(Task brief): Output the records. Match them exactly.

□ □ □ □

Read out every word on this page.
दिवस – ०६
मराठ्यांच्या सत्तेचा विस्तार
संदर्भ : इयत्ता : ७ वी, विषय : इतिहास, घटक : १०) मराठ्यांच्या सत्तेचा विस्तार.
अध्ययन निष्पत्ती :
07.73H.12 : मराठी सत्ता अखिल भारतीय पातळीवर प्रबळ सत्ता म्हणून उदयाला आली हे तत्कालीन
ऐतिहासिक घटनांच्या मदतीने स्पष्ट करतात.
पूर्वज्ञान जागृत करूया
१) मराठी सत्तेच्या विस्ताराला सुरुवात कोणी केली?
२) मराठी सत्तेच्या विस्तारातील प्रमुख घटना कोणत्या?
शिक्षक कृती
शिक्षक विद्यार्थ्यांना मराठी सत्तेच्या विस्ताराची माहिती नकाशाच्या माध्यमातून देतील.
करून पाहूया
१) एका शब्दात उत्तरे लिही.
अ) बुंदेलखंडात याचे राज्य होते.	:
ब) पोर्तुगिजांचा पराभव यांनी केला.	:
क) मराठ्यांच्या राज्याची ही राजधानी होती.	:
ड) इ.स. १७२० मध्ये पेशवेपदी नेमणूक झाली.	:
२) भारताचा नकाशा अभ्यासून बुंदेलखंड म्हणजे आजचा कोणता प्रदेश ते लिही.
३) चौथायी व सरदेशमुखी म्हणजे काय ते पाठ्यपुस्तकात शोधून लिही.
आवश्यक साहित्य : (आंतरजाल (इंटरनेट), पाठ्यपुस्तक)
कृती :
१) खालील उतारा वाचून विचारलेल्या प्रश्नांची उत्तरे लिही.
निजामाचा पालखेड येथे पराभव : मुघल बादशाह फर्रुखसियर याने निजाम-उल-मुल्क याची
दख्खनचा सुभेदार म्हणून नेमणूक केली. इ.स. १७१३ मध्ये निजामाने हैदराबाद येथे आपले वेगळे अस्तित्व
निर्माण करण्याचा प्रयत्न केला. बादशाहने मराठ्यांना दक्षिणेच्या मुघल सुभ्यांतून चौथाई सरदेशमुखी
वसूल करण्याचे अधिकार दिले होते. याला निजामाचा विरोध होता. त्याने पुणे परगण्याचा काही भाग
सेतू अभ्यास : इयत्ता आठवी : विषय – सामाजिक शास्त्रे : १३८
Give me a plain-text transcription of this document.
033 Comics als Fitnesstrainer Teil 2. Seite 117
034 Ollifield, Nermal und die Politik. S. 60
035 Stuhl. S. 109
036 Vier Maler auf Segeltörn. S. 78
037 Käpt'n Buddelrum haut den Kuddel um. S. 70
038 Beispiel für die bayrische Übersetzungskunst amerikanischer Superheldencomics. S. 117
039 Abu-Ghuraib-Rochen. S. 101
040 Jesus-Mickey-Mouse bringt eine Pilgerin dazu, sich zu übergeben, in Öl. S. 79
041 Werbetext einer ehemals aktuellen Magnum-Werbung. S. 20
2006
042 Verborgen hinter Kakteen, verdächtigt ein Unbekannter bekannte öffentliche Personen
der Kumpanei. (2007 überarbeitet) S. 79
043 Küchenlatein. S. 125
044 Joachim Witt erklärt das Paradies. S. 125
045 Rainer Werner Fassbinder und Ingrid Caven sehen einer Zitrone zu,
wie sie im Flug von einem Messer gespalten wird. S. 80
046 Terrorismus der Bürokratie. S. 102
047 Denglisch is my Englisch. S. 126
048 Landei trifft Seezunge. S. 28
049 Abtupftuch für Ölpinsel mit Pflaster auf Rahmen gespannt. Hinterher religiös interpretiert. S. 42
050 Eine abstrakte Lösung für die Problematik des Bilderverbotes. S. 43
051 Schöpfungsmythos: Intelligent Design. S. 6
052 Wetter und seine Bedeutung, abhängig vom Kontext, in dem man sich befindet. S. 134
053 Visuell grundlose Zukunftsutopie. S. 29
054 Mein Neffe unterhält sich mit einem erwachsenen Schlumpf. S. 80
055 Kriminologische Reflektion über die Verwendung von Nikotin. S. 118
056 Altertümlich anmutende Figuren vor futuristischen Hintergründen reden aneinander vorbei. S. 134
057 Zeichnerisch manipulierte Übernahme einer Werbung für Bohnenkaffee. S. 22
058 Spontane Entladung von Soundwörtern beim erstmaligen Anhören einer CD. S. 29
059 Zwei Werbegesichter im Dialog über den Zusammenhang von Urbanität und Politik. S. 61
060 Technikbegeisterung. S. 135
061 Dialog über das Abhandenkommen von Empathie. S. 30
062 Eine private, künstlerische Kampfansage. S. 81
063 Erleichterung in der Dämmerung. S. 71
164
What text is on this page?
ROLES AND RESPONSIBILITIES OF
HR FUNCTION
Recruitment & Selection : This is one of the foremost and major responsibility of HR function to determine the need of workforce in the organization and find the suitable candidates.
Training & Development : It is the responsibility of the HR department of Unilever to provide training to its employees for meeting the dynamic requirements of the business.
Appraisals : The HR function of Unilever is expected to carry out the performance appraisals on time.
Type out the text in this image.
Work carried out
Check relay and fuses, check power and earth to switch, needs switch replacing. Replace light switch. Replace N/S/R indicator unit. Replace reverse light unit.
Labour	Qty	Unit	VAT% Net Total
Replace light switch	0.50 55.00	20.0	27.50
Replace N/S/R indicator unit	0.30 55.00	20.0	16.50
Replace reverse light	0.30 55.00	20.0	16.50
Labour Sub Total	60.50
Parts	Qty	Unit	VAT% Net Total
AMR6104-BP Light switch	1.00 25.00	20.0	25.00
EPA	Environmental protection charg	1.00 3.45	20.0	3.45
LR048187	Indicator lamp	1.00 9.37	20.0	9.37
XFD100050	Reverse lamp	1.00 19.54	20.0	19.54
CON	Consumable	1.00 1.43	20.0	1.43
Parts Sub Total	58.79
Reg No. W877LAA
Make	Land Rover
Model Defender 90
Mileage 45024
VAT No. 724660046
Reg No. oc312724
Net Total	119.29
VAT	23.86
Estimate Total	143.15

□ □ □ □

(Answer for the task):
Read out every word on this page.
दिवस – ०६
मराठ्यांच्या सत्तेचा विस्तार
संदर्भ : इयत्ता : ७ वी, विषय : इतिहास, घटक : १०) मराठ्यांच्या सत्तेचा विस्तार.
अध्ययन निष्पत्ती :
07.73H.12 : मराठी सत्ता अखिल भारतीय पातळीवर प्रबळ सत्ता म्हणून उदयाला आली हे तत्कालीन
ऐतिहासिक घटनांच्या मदतीने स्पष्ट करतात.
पूर्वज्ञान जागृत करूया
१) मराठी सत्तेच्या विस्ताराला सुरुवात कोणी केली?
२) मराठी सत्तेच्या विस्तारातील प्रमुख घटना कोणत्या?
शिक्षक कृती
शिक्षक विद्यार्थ्यांना मराठी सत्तेच्या विस्ताराची माहिती नकाशाच्या माध्यमातून देतील.
करून पाहूया
१) एका शब्दात उत्तरे लिही.
अ) बुंदेलखंडात याचे राज्य होते.	:
ब) पोर्तुगिजांचा पराभव यांनी केला.	:
क) मराठ्यांच्या राज्याची ही राजधानी होती.	:
ड) इ.स. १७२० मध्ये पेशवेपदी नेमणूक झाली.	:
२) भारताचा नकाशा अभ्यासून बुंदेलखंड म्हणजे आजचा कोणता प्रदेश ते लिही.
३) चौथायी व सरदेशमुखी म्हणजे काय ते पाठ्यपुस्तकात शोधून लिही.
आवश्यक साहित्य : (आंतरजाल (इंटरनेट), पाठ्यपुस्तक)
कृती :
१) खालील उतारा वाचून विचारलेल्या प्रश्नांची उत्तरे लिही.
निजामाचा पालखेड येथे पराभव : मुघल बादशाह फर्रुखसियर याने निजाम-उल-मुल्क याची
दख्खनचा सुभेदार म्हणून नेमणूक केली. इ.स. १७१३ मध्ये निजामाने हैदराबाद येथे आपले वेगळे अस्तित्व
निर्माण करण्याचा प्रयत्न केला. बादशाहने मराठ्यांना दक्षिणेच्या मुघल सुभ्यांतून चौथाई सरदेशमुखी
वसूल करण्याचे अधिकार दिले होते. याला निजामाचा विरोध होता. त्याने पुणे परगण्याचा काही भाग
सेतू अभ्यास : इयत्ता आठवी : विषय – सामाजिक शास्त्रे : १३८
Give me a plain-text transcription of this document.
033 Comics als Fitnesstrainer Teil 2. Seite 117
034 Ollifield, Nermal und die Politik. S. 60
035 Stuhl. S. 109
036 Vier Maler auf Segeltörn. S. 78
037 Käpt'n Buddelrum haut den Kuddel um. S. 70
038 Beispiel für die bayrische Übersetzungskunst amerikanischer Superheldencomics. S. 117
039 Abu-Ghuraib-Rochen. S. 101
040 Jesus-Mickey-Mouse bringt eine Pilgerin dazu, sich zu übergeben, in Öl. S. 79
041 Werbetext einer ehemals aktuellen Magnum-Werbung. S. 20
2006
042 Verborgen hinter Kakteen, verdächtigt ein Unbekannter bekannte öffentliche Personen
der Kumpanei. (2007 überarbeitet) S. 79
043 Küchenlatein. S. 125
044 Joachim Witt erklärt das Paradies. S. 125
045 Rainer Werner Fassbinder und Ingrid Caven sehen einer Zitrone zu,
wie sie im Flug von einem Messer gespalten wird. S. 80
046 Terrorismus der Bürokratie. S. 102
047 Denglisch is my Englisch. S. 126
048 Landei trifft Seezunge. S. 28
049 Abtupftuch für Ölpinsel mit Pflaster auf Rahmen gespannt. Hinterher religiös interpretiert. S. 42
050 Eine abstrakte Lösung für die Problematik des Bilderverbotes. S. 43
051 Schöpfungsmythos: Intelligent Design. S. 6
052 Wetter und seine Bedeutung, abhängig vom Kontext, in dem man sich befindet. S. 134
053 Visuell grundlose Zukunftsutopie. S. 29
054 Mein Neffe unterhält sich mit einem erwachsenen Schlumpf. S. 80
055 Kriminologische Reflektion über die Verwendung von Nikotin. S. 118
056 Altertümlich anmutende Figuren vor futuristischen Hintergründen reden aneinander vorbei. S. 134
057 Zeichnerisch manipulierte Übernahme einer Werbung für Bohnenkaffee. S. 22
058 Spontane Entladung von Soundwörtern beim erstmaligen Anhören einer CD. S. 29
059 Zwei Werbegesichter im Dialog über den Zusammenhang von Urbanität und Politik. S. 61
060 Technikbegeisterung. S. 135
061 Dialog über das Abhandenkommen von Empathie. S. 30
062 Eine private, künstlerische Kampfansage. S. 81
063 Erleichterung in der Dämmerung. S. 71
164
What text is on this page?
ROLES AND RESPONSIBILITIES OF
HR FUNCTION
Recruitment & Selection : This is one of the foremost and major responsibility of HR function to determine the need of workforce in the organization and find the suitable candidates.
Training & Development : It is the responsibility of the HR department of Unilever to provide training to its employees for meeting the dynamic requirements of the business.
Appraisals : The HR function of Unilever is expected to carry out the performance appraisals on time.
Type out the text in this image.
Work carried out
Check relay and fuses, check power and earth to switch, needs switch replacing. Replace light switch. Replace N/S/R indicator unit. Replace reverse light unit.
Labour	Qty	Unit	VAT% Net Total
Replace light switch	0.50 55.00	20.0	27.50
Replace N/S/R indicator unit	0.30 55.00	20.0	16.50
Replace reverse light	0.30 55.00	20.0	16.50
Labour Sub Total	60.50
Parts	Qty	Unit	VAT% Net Total
AMR6104-BP Light switch	1.00 25.00	20.0	25.00
EPA	Environmental protection charg	1.00 3.45	20.0	3.45
LR048187	Indicator lamp	1.00 9.37	20.0	9.37
XFD100050	Reverse lamp	1.00 19.54	20.0	19.54
CON	Consumable	1.00 1.43	20.0	1.43
Parts Sub Total	58.79
Reg No. W877LAA
Make	Land Rover
Model Defender 90
Mileage 45024
VAT No. 724660046
Reg No. oc312724
Net Total	119.29
VAT	23.86
Estimate Total	143.15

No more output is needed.